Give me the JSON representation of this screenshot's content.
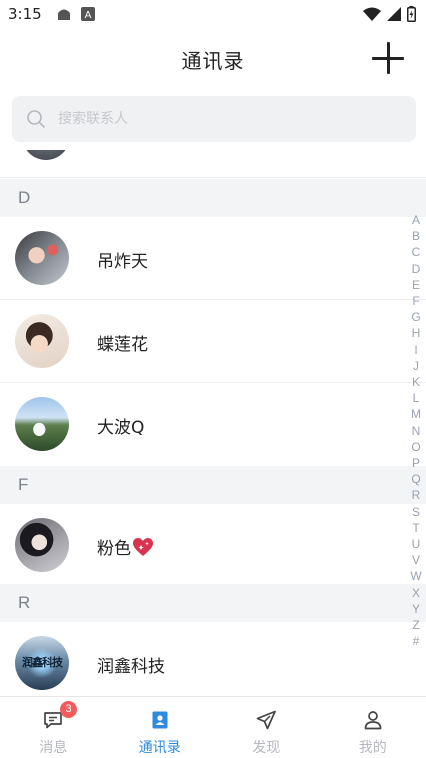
{
  "status_bar": {
    "time": "3:15"
  },
  "header": {
    "title": "通讯录"
  },
  "search": {
    "placeholder": "搜索联系人"
  },
  "sections": [
    {
      "letter": "D",
      "contacts": [
        {
          "name": "吊炸天"
        },
        {
          "name": "蝶莲花"
        },
        {
          "name": "大波Q"
        }
      ]
    },
    {
      "letter": "F",
      "contacts": [
        {
          "name": "粉色"
        }
      ]
    },
    {
      "letter": "R",
      "contacts": [
        {
          "name": "润鑫科技"
        }
      ]
    }
  ],
  "avatar_text": "润鑫科技",
  "alphabet": [
    "A",
    "B",
    "C",
    "D",
    "E",
    "F",
    "G",
    "H",
    "I",
    "J",
    "K",
    "L",
    "M",
    "N",
    "O",
    "P",
    "Q",
    "R",
    "S",
    "T",
    "U",
    "V",
    "W",
    "X",
    "Y",
    "Z",
    "#"
  ],
  "bottom_nav": [
    {
      "label": "消息",
      "icon": "chat-bubble-icon",
      "badge": "3",
      "active": false
    },
    {
      "label": "通讯录",
      "icon": "contact-card-icon",
      "active": true
    },
    {
      "label": "发现",
      "icon": "paper-plane-icon",
      "active": false
    },
    {
      "label": "我的",
      "icon": "person-icon",
      "active": false
    }
  ],
  "colors": {
    "accent": "#2f8bdf",
    "badge": "#f25b5b",
    "section_bg": "#f3f4f6",
    "inactive": "#b5b8bd"
  }
}
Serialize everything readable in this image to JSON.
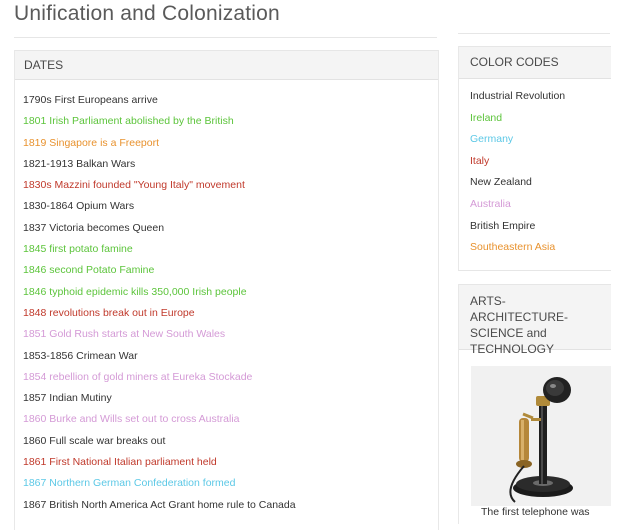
{
  "page": {
    "title": "Unification and Colonization"
  },
  "colors": {
    "industrial": "#333333",
    "ireland": "#5cc43b",
    "germany": "#5cc8e6",
    "italy": "#c0392b",
    "new_zealand": "#333333",
    "australia": "#d49ad6",
    "british_empire": "#333333",
    "southeastern_asia": "#e8922e"
  },
  "dates": {
    "header": "DATES",
    "items": [
      {
        "text": "1790s First Europeans arrive",
        "color": "#333333"
      },
      {
        "text": "1801 Irish Parliament abolished by the British",
        "color": "#5cc43b"
      },
      {
        "text": "1819 Singapore is a Freeport",
        "color": "#e8922e"
      },
      {
        "text": "1821-1913 Balkan Wars",
        "color": "#333333"
      },
      {
        "text": "1830s Mazzini founded \"Young Italy\" movement",
        "color": "#c0392b"
      },
      {
        "text": "1830-1864 Opium Wars",
        "color": "#333333"
      },
      {
        "text": "1837 Victoria becomes Queen",
        "color": "#333333"
      },
      {
        "text": "1845 first potato famine",
        "color": "#5cc43b"
      },
      {
        "text": "1846 second Potato Famine",
        "color": "#5cc43b"
      },
      {
        "text": "1846 typhoid epidemic kills 350,000 Irish people",
        "color": "#5cc43b"
      },
      {
        "text": "1848 revolutions break out in Europe",
        "color": "#c0392b"
      },
      {
        "text": "1851 Gold Rush starts at New South Wales",
        "color": "#d49ad6"
      },
      {
        "text": "1853-1856 Crimean War",
        "color": "#333333"
      },
      {
        "text": "1854 rebellion of gold miners at Eureka Stockade",
        "color": "#d49ad6"
      },
      {
        "text": "1857 Indian Mutiny",
        "color": "#333333"
      },
      {
        "text": "1860 Burke and Wills set out to cross Australia",
        "color": "#d49ad6"
      },
      {
        "text": "1860 Full scale war breaks out",
        "color": "#333333"
      },
      {
        "text": "1861 First National Italian parliament held",
        "color": "#c0392b"
      },
      {
        "text": "1867 Northern German Confederation formed",
        "color": "#5cc8e6"
      },
      {
        "text": "1867 British North America Act Grant home rule to Canada",
        "color": "#333333"
      }
    ]
  },
  "color_codes": {
    "header": "COLOR CODES",
    "items": [
      {
        "text": "Industrial Revolution",
        "color": "#333333"
      },
      {
        "text": "Ireland",
        "color": "#5cc43b"
      },
      {
        "text": "Germany",
        "color": "#5cc8e6"
      },
      {
        "text": "Italy",
        "color": "#c0392b"
      },
      {
        "text": "New Zealand",
        "color": "#333333"
      },
      {
        "text": "Australia",
        "color": "#d49ad6"
      },
      {
        "text": "British Empire",
        "color": "#333333"
      },
      {
        "text": "Southeastern Asia",
        "color": "#e8922e"
      }
    ]
  },
  "arts": {
    "header_line1": "ARTS-ARCHITECTURE-",
    "header_line2": "SCIENCE and",
    "header_line3": "TECHNOLOGY",
    "image_icon": "candlestick-telephone-image",
    "caption": "The first telephone was"
  }
}
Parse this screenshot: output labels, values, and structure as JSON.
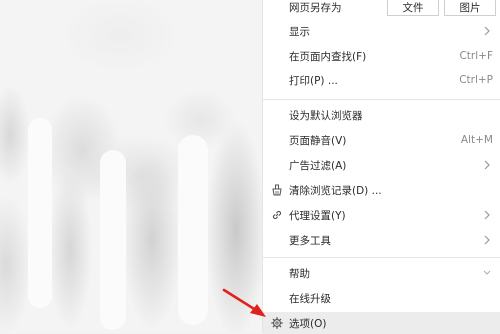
{
  "menu": {
    "save_page": {
      "label": "网页另存为",
      "file_button": "文件",
      "image_button": "图片"
    },
    "display": {
      "label": "显示"
    },
    "find": {
      "label": "在页面内查找(F)",
      "shortcut": "Ctrl+F"
    },
    "print": {
      "label": "打印(P) ...",
      "shortcut": "Ctrl+P"
    },
    "default_browser": {
      "label": "设为默认浏览器"
    },
    "mute": {
      "label": "页面静音(V)",
      "shortcut": "Alt+M"
    },
    "adblock": {
      "label": "广告过滤(A)"
    },
    "clear_history": {
      "label": "清除浏览记录(D) ..."
    },
    "proxy": {
      "label": "代理设置(Y)"
    },
    "more_tools": {
      "label": "更多工具"
    },
    "help": {
      "label": "帮助"
    },
    "upgrade": {
      "label": "在线升级"
    },
    "options": {
      "label": "选项(O)"
    }
  },
  "icons": {
    "chevron": "chevron-right-icon",
    "clear_history": "broom-icon",
    "proxy": "link-icon",
    "options": "gear-icon",
    "annotation": "red-arrow"
  },
  "colors": {
    "annotation_arrow": "#e0201c",
    "selected_row": "#ececec"
  }
}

▶ [What the task requires] Copy out all of the material exactly as written, without its pictures.

▶ [Exercise solution]
Give me the JSON representation of this screenshot's content.
{
  "status_bar": {
    "time": "3:15"
  },
  "header": {
    "title": "通讯录"
  },
  "search": {
    "placeholder": "搜索联系人"
  },
  "sections": [
    {
      "letter": "D",
      "contacts": [
        {
          "name": "吊炸天"
        },
        {
          "name": "蝶莲花"
        },
        {
          "name": "大波Q"
        }
      ]
    },
    {
      "letter": "F",
      "contacts": [
        {
          "name": "粉色"
        }
      ]
    },
    {
      "letter": "R",
      "contacts": [
        {
          "name": "润鑫科技"
        }
      ]
    }
  ],
  "avatar_text": "润鑫科技",
  "alphabet": [
    "A",
    "B",
    "C",
    "D",
    "E",
    "F",
    "G",
    "H",
    "I",
    "J",
    "K",
    "L",
    "M",
    "N",
    "O",
    "P",
    "Q",
    "R",
    "S",
    "T",
    "U",
    "V",
    "W",
    "X",
    "Y",
    "Z",
    "#"
  ],
  "bottom_nav": [
    {
      "label": "消息",
      "icon": "chat-bubble-icon",
      "badge": "3",
      "active": false
    },
    {
      "label": "通讯录",
      "icon": "contact-card-icon",
      "active": true
    },
    {
      "label": "发现",
      "icon": "paper-plane-icon",
      "active": false
    },
    {
      "label": "我的",
      "icon": "person-icon",
      "active": false
    }
  ],
  "colors": {
    "accent": "#2f8bdf",
    "badge": "#f25b5b",
    "section_bg": "#f3f4f6",
    "inactive": "#b5b8bd"
  }
}
Serialize everything readable in this image to JSON.
{
  "page": {
    "title": "Unification and Colonization"
  },
  "colors": {
    "industrial": "#333333",
    "ireland": "#5cc43b",
    "germany": "#5cc8e6",
    "italy": "#c0392b",
    "new_zealand": "#333333",
    "australia": "#d49ad6",
    "british_empire": "#333333",
    "southeastern_asia": "#e8922e"
  },
  "dates": {
    "header": "DATES",
    "items": [
      {
        "text": "1790s First Europeans arrive",
        "color": "#333333"
      },
      {
        "text": "1801 Irish Parliament abolished by the British",
        "color": "#5cc43b"
      },
      {
        "text": "1819 Singapore is a Freeport",
        "color": "#e8922e"
      },
      {
        "text": "1821-1913 Balkan Wars",
        "color": "#333333"
      },
      {
        "text": "1830s Mazzini founded \"Young Italy\" movement",
        "color": "#c0392b"
      },
      {
        "text": "1830-1864 Opium Wars",
        "color": "#333333"
      },
      {
        "text": "1837 Victoria becomes Queen",
        "color": "#333333"
      },
      {
        "text": "1845 first potato famine",
        "color": "#5cc43b"
      },
      {
        "text": "1846 second Potato Famine",
        "color": "#5cc43b"
      },
      {
        "text": "1846 typhoid epidemic kills 350,000 Irish people",
        "color": "#5cc43b"
      },
      {
        "text": "1848 revolutions break out in Europe",
        "color": "#c0392b"
      },
      {
        "text": "1851 Gold Rush starts at New South Wales",
        "color": "#d49ad6"
      },
      {
        "text": "1853-1856 Crimean War",
        "color": "#333333"
      },
      {
        "text": "1854 rebellion of gold miners at Eureka Stockade",
        "color": "#d49ad6"
      },
      {
        "text": "1857 Indian Mutiny",
        "color": "#333333"
      },
      {
        "text": "1860 Burke and Wills set out to cross Australia",
        "color": "#d49ad6"
      },
      {
        "text": "1860 Full scale war breaks out",
        "color": "#333333"
      },
      {
        "text": "1861 First National Italian parliament held",
        "color": "#c0392b"
      },
      {
        "text": "1867 Northern German Confederation formed",
        "color": "#5cc8e6"
      },
      {
        "text": "1867 British North America Act Grant home rule to Canada",
        "color": "#333333"
      }
    ]
  },
  "color_codes": {
    "header": "COLOR CODES",
    "items": [
      {
        "text": "Industrial Revolution",
        "color": "#333333"
      },
      {
        "text": "Ireland",
        "color": "#5cc43b"
      },
      {
        "text": "Germany",
        "color": "#5cc8e6"
      },
      {
        "text": "Italy",
        "color": "#c0392b"
      },
      {
        "text": "New Zealand",
        "color": "#333333"
      },
      {
        "text": "Australia",
        "color": "#d49ad6"
      },
      {
        "text": "British Empire",
        "color": "#333333"
      },
      {
        "text": "Southeastern Asia",
        "color": "#e8922e"
      }
    ]
  },
  "arts": {
    "header_line1": "ARTS-ARCHITECTURE-",
    "header_line2": "SCIENCE and",
    "header_line3": "TECHNOLOGY",
    "image_icon": "candlestick-telephone-image",
    "caption": "The first telephone was"
  }
}
Parse this screenshot: output labels, values, and structure as JSON.
{
  "menu": {
    "save_page": {
      "label": "网页另存为",
      "file_button": "文件",
      "image_button": "图片"
    },
    "display": {
      "label": "显示"
    },
    "find": {
      "label": "在页面内查找(F)",
      "shortcut": "Ctrl+F"
    },
    "print": {
      "label": "打印(P) ...",
      "shortcut": "Ctrl+P"
    },
    "default_browser": {
      "label": "设为默认浏览器"
    },
    "mute": {
      "label": "页面静音(V)",
      "shortcut": "Alt+M"
    },
    "adblock": {
      "label": "广告过滤(A)"
    },
    "clear_history": {
      "label": "清除浏览记录(D) ..."
    },
    "proxy": {
      "label": "代理设置(Y)"
    },
    "more_tools": {
      "label": "更多工具"
    },
    "help": {
      "label": "帮助"
    },
    "upgrade": {
      "label": "在线升级"
    },
    "options": {
      "label": "选项(O)"
    }
  },
  "icons": {
    "chevron": "chevron-right-icon",
    "clear_history": "broom-icon",
    "proxy": "link-icon",
    "options": "gear-icon",
    "annotation": "red-arrow"
  },
  "colors": {
    "annotation_arrow": "#e0201c",
    "selected_row": "#ececec"
  }
}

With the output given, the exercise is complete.